> Records contained in a dataset:
——————

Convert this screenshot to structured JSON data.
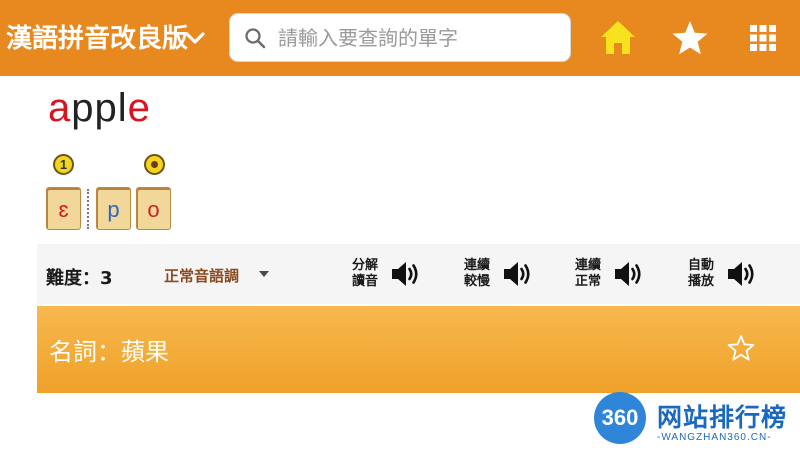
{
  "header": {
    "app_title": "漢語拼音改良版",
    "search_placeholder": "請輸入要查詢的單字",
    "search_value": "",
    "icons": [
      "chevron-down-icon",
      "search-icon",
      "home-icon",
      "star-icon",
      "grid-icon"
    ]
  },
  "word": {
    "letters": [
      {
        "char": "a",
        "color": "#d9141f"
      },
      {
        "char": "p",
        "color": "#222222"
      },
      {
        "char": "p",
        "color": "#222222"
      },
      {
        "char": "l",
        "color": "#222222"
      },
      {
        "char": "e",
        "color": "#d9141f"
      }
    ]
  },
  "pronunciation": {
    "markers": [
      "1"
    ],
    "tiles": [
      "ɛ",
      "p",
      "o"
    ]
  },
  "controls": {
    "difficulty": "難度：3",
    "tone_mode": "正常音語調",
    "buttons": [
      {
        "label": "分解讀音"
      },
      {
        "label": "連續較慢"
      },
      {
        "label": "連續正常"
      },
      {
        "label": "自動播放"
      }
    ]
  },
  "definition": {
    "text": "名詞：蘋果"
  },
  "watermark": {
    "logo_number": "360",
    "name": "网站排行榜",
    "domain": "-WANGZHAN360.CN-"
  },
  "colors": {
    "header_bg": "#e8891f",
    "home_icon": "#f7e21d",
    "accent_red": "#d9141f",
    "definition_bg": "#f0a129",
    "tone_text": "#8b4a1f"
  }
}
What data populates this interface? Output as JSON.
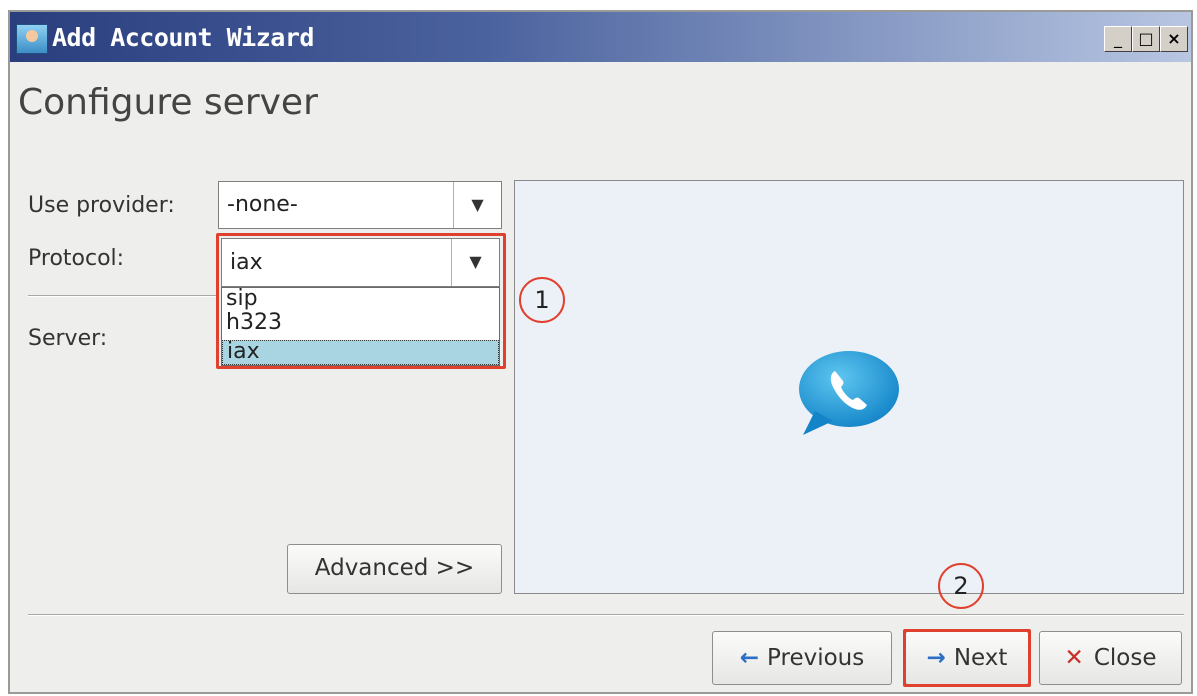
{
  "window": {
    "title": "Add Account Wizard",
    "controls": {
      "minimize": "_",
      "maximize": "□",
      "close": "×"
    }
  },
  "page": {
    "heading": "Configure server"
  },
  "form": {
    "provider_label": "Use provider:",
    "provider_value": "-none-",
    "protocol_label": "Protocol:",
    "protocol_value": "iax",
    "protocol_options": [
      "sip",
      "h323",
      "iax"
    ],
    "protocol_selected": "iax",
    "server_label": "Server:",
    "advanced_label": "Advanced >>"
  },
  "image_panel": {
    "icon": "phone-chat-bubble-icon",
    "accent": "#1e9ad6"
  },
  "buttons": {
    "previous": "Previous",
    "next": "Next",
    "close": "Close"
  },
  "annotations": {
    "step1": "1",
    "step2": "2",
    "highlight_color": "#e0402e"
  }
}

——————

> Required task: Produce an exact copy of each line of data, skipping embedded images.

> Task solution:
Convert this screenshot to structured JSON data.
{
  "header": {
    "app_title": "漢語拼音改良版",
    "search_placeholder": "請輸入要查詢的單字",
    "search_value": "",
    "icons": [
      "chevron-down-icon",
      "search-icon",
      "home-icon",
      "star-icon",
      "grid-icon"
    ]
  },
  "word": {
    "letters": [
      {
        "char": "a",
        "color": "#d9141f"
      },
      {
        "char": "p",
        "color": "#222222"
      },
      {
        "char": "p",
        "color": "#222222"
      },
      {
        "char": "l",
        "color": "#222222"
      },
      {
        "char": "e",
        "color": "#d9141f"
      }
    ]
  },
  "pronunciation": {
    "markers": [
      "1"
    ],
    "tiles": [
      "ɛ",
      "p",
      "o"
    ]
  },
  "controls": {
    "difficulty": "難度：3",
    "tone_mode": "正常音語調",
    "buttons": [
      {
        "label": "分解讀音"
      },
      {
        "label": "連續較慢"
      },
      {
        "label": "連續正常"
      },
      {
        "label": "自動播放"
      }
    ]
  },
  "definition": {
    "text": "名詞：蘋果"
  },
  "watermark": {
    "logo_number": "360",
    "name": "网站排行榜",
    "domain": "-WANGZHAN360.CN-"
  },
  "colors": {
    "header_bg": "#e8891f",
    "home_icon": "#f7e21d",
    "accent_red": "#d9141f",
    "definition_bg": "#f0a129",
    "tone_text": "#8b4a1f"
  }
}
What data populates this interface? Output as JSON.
{
  "window": {
    "title": "Add Account Wizard",
    "controls": {
      "minimize": "_",
      "maximize": "□",
      "close": "×"
    }
  },
  "page": {
    "heading": "Configure server"
  },
  "form": {
    "provider_label": "Use provider:",
    "provider_value": "-none-",
    "protocol_label": "Protocol:",
    "protocol_value": "iax",
    "protocol_options": [
      "sip",
      "h323",
      "iax"
    ],
    "protocol_selected": "iax",
    "server_label": "Server:",
    "advanced_label": "Advanced >>"
  },
  "image_panel": {
    "icon": "phone-chat-bubble-icon",
    "accent": "#1e9ad6"
  },
  "buttons": {
    "previous": "Previous",
    "next": "Next",
    "close": "Close"
  },
  "annotations": {
    "step1": "1",
    "step2": "2",
    "highlight_color": "#e0402e"
  }
}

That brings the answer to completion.